All of the entries need to be written out again, exactly as they are.

Stored data:

══════

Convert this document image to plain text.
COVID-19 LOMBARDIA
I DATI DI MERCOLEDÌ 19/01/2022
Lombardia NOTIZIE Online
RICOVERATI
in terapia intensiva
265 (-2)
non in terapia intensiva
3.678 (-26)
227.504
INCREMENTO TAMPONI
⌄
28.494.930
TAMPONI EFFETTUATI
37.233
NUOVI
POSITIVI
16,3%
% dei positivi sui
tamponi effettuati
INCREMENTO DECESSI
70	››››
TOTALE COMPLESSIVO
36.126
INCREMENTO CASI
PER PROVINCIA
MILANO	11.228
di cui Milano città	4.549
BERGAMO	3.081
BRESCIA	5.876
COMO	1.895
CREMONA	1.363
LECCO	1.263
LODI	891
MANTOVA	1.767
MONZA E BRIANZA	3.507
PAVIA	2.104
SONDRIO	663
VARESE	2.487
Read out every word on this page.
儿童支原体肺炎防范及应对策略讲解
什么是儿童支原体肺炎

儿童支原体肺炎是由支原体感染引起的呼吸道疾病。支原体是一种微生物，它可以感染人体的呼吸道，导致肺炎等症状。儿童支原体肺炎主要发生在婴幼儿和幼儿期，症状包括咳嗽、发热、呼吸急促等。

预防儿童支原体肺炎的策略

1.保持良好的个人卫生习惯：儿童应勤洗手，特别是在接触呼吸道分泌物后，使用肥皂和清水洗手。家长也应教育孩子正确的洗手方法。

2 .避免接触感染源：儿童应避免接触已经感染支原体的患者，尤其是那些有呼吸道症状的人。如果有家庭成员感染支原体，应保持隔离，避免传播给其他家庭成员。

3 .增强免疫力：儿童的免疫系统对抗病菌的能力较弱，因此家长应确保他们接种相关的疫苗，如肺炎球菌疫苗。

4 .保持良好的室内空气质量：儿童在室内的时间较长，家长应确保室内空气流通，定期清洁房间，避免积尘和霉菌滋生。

══════

TASK RESPONSE:
Convert this document image to plain text.
COVID-19 LOMBARDIA
I DATI DI MERCOLEDÌ 19/01/2022
Lombardia NOTIZIE Online
RICOVERATI
in terapia intensiva
265 (-2)
non in terapia intensiva
3.678 (-26)
227.504
INCREMENTO TAMPONI
⌄
28.494.930
TAMPONI EFFETTUATI
37.233
NUOVI
POSITIVI
16,3%
% dei positivi sui
tamponi effettuati
INCREMENTO DECESSI
70	››››
TOTALE COMPLESSIVO
36.126
INCREMENTO CASI
PER PROVINCIA
MILANO	11.228
di cui Milano città	4.549
BERGAMO	3.081
BRESCIA	5.876
COMO	1.895
CREMONA	1.363
LECCO	1.263
LODI	891
MANTOVA	1.767
MONZA E BRIANZA	3.507
PAVIA	2.104
SONDRIO	663
VARESE	2.487
Read out every word on this page.
儿童支原体肺炎防范及应对策略讲解
什么是儿童支原体肺炎

儿童支原体肺炎是由支原体感染引起的呼吸道疾病。支原体是一种微生物，它可以感染人体的呼吸道，导致肺炎等症状。儿童支原体肺炎主要发生在婴幼儿和幼儿期，症状包括咳嗽、发热、呼吸急促等。

预防儿童支原体肺炎的策略

1.保持良好的个人卫生习惯：儿童应勤洗手，特别是在接触呼吸道分泌物后，使用肥皂和清水洗手。家长也应教育孩子正确的洗手方法。

2 .避免接触感染源：儿童应避免接触已经感染支原体的患者，尤其是那些有呼吸道症状的人。如果有家庭成员感染支原体，应保持隔离，避免传播给其他家庭成员。

3 .增强免疫力：儿童的免疫系统对抗病菌的能力较弱，因此家长应确保他们接种相关的疫苗，如肺炎球菌疫苗。

4 .保持良好的室内空气质量：儿童在室内的时间较长，家长应确保室内空气流通，定期清洁房间，避免积尘和霉菌滋生。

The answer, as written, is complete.